* _What you will do_
1/ From the Final Thoughts post below, print the passage starting at "Final Thoughts" and ending at "to actually exist.".
2/ Answer these questions using the Final Thoughts post below.
(a) In which country did the writer grow up?
(b) What is the name of the class the writer took?
(c) In what grade was the writer last taught by a Filipino teacher?

* _Excerpt provided_
* * * * *
Final Thoughts

17 12 2009

I really enjoyed the class! I really found the Diaspora concept very interesting. I knew the Filipino story & Filipino History very well, as I grew up in the Philippines, but the Filipino-American story and Filipino-American History, I had no idea about. It was great finding that out. It was also amazing to find out that there are actually Filipino-American communities as was demonstrated by the guest speaker. I didn’t know that Filipinos here in America had that much solidarity among themselves to form a community, nor that they were that many in number for communities to actually exist.

I never had the chance to go to College in the Philippines, so I considered this Filipino Activism class to be the closest I can get to that experience. It was great to actually see a Filpina professor. The last Filipino teacher to have taught me was in eighth grade. All that being said, it was a very fun class and a wonderful journey, and I actually looked forward to every Tuesday, never missing a class.
* * * * *
* _Extracted material_
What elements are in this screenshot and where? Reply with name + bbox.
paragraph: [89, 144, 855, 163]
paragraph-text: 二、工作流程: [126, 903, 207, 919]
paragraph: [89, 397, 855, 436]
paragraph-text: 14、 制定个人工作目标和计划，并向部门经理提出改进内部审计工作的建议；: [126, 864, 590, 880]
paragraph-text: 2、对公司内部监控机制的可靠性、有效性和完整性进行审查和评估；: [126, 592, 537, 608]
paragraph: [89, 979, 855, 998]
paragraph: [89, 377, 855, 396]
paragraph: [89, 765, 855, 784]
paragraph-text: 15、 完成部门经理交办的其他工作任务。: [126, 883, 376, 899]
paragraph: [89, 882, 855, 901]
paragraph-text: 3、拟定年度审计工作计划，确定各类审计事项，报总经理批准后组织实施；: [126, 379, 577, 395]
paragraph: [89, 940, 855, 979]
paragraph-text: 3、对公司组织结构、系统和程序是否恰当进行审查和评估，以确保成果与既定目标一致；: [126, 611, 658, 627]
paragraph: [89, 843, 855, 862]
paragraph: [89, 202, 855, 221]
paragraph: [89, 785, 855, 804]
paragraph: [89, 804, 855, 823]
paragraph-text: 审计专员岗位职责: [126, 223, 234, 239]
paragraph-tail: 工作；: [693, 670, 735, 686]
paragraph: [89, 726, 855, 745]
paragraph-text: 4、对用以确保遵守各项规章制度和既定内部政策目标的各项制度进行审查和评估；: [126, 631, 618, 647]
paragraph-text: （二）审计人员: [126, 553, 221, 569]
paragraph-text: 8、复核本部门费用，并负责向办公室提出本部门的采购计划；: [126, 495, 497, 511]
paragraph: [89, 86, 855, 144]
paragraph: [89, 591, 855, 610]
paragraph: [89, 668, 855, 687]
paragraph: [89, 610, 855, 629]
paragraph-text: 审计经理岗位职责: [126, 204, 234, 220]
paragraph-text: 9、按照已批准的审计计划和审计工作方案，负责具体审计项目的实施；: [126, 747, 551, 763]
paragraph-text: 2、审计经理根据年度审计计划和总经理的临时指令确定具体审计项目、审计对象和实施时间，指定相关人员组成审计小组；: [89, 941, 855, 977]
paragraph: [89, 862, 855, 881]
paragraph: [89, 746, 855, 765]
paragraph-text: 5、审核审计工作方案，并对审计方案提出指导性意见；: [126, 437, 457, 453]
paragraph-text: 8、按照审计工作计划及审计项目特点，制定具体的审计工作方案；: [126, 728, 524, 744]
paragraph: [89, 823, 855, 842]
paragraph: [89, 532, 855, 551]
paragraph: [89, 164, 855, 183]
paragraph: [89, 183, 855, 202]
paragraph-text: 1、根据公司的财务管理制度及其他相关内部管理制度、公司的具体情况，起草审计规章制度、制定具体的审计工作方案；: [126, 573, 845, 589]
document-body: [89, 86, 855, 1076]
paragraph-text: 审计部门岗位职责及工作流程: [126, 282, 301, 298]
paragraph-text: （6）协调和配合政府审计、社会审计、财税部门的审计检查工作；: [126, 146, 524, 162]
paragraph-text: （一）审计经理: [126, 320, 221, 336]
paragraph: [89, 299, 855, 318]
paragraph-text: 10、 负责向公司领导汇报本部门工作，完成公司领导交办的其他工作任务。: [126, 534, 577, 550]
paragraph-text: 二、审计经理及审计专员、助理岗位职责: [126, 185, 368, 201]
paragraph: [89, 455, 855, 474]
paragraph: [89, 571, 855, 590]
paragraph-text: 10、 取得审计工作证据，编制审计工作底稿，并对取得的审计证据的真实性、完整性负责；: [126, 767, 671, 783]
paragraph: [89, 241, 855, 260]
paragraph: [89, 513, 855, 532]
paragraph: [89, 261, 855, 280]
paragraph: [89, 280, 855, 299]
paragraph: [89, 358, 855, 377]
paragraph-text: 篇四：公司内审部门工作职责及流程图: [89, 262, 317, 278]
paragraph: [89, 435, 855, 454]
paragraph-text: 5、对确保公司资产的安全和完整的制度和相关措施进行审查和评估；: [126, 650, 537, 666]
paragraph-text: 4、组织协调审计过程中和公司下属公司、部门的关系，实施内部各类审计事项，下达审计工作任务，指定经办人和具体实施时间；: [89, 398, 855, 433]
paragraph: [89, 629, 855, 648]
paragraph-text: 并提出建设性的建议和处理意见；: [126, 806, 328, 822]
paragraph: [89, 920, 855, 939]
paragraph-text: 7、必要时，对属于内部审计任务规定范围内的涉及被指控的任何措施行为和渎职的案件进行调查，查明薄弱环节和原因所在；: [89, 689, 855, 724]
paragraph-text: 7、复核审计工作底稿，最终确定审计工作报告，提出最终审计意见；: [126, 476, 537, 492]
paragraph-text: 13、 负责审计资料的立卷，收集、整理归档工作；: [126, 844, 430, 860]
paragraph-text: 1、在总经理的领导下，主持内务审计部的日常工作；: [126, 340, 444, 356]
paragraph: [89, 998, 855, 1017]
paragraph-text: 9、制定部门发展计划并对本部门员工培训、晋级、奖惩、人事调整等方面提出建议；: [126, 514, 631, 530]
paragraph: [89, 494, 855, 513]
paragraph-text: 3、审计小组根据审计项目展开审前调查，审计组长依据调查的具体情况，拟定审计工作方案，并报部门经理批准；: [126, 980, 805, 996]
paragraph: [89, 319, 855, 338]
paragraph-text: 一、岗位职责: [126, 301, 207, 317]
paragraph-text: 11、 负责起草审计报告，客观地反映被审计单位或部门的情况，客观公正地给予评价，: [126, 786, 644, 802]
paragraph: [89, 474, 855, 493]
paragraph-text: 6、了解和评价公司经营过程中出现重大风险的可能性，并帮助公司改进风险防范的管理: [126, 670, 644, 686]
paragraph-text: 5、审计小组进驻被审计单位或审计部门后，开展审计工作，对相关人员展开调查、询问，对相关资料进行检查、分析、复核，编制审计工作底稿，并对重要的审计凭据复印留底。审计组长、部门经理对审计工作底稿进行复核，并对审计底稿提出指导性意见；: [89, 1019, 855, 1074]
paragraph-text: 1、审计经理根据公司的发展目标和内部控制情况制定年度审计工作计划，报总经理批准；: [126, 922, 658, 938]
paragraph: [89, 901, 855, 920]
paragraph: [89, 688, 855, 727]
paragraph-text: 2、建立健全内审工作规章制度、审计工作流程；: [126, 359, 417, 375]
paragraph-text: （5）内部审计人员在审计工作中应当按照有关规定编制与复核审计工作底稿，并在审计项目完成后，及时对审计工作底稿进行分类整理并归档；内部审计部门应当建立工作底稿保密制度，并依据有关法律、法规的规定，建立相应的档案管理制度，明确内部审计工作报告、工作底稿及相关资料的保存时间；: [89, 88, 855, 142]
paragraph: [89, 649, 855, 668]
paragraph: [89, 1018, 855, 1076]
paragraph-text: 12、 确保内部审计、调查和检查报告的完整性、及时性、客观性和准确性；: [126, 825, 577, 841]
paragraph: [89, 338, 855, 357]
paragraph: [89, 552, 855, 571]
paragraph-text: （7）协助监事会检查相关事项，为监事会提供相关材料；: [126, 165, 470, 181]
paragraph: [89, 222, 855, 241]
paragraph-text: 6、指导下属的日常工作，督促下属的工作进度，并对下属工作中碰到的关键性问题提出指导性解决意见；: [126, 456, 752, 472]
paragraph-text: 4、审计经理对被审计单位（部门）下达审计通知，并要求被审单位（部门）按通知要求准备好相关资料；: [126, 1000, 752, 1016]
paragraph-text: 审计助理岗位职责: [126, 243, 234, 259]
* * * * *
* _Answers for the exercise_
1/
Final Thoughts

17 12 2009

I really enjoyed the class! I really found the Diaspora concept very interesting. I knew the Filipino story & Filipino History very well, as I grew up in the Philippines, but the Filipino-American story and Filipino-American History, I had no idea about. It was great finding that out. It was also amazing to find out that there are actually Filipino-American communities as was demonstrated by the guest speaker. I didn’t know that Filipinos here in America had that much solidarity among themselves to form a community, nor that they were that many in number for communities to actually exist.

2/
(a) The Philippines
(b) Filipino Activism
(c) Eighth grade